── INFORMATION GIVEN
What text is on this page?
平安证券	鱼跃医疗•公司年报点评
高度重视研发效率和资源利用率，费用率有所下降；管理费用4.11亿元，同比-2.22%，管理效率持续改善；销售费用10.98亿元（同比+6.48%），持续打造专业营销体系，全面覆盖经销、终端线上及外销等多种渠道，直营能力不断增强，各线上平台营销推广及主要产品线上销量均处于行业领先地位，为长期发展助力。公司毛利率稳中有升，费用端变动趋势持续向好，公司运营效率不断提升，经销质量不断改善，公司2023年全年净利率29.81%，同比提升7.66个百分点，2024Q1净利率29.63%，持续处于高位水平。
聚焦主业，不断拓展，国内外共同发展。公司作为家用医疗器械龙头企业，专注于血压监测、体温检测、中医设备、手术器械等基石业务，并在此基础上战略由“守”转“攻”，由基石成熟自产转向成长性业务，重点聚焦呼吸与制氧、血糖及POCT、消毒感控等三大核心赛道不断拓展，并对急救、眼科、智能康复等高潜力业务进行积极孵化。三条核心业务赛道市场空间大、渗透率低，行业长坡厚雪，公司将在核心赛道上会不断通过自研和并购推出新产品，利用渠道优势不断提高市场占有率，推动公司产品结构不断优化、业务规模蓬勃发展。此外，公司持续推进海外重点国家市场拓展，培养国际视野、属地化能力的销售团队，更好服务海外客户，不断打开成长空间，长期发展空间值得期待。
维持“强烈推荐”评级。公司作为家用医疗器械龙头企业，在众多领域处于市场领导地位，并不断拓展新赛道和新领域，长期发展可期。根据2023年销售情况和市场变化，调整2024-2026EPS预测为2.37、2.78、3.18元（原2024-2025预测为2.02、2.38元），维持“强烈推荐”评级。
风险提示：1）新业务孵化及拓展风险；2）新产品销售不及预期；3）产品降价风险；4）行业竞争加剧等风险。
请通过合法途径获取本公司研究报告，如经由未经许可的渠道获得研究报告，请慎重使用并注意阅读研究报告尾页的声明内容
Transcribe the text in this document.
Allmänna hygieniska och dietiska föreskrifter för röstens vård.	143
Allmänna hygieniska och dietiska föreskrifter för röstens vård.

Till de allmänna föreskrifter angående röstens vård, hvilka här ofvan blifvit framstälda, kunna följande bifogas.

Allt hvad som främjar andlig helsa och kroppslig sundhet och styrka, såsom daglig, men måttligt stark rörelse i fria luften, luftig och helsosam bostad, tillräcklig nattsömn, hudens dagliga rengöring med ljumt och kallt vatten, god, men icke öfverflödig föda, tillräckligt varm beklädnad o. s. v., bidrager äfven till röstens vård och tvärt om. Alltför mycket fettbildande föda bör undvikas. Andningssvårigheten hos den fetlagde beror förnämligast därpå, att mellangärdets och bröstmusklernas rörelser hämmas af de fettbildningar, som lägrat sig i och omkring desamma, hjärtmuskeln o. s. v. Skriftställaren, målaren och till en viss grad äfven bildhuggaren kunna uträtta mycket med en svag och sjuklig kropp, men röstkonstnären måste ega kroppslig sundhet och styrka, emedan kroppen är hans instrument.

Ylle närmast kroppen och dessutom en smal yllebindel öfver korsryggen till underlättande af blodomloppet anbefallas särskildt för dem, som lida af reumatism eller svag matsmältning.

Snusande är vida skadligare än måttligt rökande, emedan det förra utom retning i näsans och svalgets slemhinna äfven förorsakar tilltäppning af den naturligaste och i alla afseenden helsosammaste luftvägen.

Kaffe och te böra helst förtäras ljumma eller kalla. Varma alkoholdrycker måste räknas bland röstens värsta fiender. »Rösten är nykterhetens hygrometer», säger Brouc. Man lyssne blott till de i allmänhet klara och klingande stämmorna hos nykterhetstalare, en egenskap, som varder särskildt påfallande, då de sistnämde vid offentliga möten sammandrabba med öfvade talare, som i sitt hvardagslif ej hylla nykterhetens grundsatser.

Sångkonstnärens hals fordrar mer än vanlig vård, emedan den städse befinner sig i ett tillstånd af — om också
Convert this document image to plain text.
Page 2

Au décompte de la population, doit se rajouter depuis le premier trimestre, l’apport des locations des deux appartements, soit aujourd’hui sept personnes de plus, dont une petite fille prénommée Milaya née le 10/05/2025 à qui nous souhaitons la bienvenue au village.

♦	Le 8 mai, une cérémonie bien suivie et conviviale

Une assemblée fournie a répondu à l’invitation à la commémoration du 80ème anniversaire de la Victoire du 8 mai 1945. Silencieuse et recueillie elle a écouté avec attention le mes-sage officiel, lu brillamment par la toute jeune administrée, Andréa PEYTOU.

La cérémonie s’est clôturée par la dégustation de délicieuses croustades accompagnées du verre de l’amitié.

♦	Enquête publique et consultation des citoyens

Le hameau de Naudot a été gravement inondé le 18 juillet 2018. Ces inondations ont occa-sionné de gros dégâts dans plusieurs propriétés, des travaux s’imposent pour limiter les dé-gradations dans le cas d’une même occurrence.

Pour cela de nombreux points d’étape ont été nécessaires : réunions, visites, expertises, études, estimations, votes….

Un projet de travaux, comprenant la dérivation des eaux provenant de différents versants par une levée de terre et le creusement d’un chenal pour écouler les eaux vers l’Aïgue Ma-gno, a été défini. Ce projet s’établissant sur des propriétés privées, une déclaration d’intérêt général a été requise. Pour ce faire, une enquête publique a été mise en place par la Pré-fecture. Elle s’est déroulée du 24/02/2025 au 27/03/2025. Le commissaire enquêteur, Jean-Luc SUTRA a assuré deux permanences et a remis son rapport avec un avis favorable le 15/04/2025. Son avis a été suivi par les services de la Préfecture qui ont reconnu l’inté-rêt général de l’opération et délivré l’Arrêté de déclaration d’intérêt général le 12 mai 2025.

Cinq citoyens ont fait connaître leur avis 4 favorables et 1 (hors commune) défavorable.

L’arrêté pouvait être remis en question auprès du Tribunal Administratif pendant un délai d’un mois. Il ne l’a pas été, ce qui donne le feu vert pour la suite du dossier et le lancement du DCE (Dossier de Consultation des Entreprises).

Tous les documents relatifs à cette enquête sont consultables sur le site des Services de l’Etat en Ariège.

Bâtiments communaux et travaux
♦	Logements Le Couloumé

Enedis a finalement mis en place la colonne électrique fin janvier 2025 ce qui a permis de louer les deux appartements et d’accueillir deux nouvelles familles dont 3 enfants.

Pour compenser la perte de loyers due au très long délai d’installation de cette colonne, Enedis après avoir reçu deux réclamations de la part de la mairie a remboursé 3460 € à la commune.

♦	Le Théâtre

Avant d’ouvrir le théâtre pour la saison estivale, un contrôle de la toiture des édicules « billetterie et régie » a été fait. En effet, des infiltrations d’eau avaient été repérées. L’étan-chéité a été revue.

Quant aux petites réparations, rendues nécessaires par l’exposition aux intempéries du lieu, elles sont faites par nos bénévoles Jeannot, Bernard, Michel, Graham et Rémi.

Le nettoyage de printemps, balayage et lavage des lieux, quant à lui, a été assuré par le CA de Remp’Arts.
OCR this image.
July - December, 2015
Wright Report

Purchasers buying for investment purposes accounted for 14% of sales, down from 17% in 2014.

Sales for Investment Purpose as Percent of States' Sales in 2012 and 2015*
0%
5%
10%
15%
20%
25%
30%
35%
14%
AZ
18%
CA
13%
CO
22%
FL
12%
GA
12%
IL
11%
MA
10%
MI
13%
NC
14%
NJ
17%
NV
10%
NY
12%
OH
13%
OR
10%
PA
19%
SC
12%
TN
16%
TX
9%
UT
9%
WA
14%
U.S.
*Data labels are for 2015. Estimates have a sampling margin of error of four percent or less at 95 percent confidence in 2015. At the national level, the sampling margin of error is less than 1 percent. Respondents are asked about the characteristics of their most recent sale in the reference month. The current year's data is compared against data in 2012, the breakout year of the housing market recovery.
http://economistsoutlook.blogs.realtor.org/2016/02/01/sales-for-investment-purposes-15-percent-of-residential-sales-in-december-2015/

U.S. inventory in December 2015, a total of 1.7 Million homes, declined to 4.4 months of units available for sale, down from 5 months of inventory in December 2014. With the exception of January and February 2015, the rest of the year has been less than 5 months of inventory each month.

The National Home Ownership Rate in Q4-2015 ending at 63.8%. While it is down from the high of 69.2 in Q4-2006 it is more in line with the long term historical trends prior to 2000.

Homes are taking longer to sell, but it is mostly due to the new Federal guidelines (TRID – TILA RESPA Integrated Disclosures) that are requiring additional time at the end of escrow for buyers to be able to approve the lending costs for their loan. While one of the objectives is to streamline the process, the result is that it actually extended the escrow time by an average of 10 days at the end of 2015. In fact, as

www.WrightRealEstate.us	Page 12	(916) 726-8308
────
• [REQUIRED TASK]
In the listing, find every line containing the word "year" and list it.

• [RESULT OF THIS TASK]
*Data labels are for 2015. Estimates have a sampling margin of error of four percent or less at 95 percent confidence in 2015. At the national level, the sampling margin of error is less than 1 percent. Respondents are asked about the characteristics of their most recent sale in the reference month. The current year's data is compared against data in 2012, the breakout year of the housing market recovery.
U.S. inventory in December 2015, a total of 1.7 Million homes, declined to 4.4 months of units available for sale, down from 5 months of inventory in December 2014. With the exception of January and February 2015, the rest of the year has been less than 5 months of inventory each month.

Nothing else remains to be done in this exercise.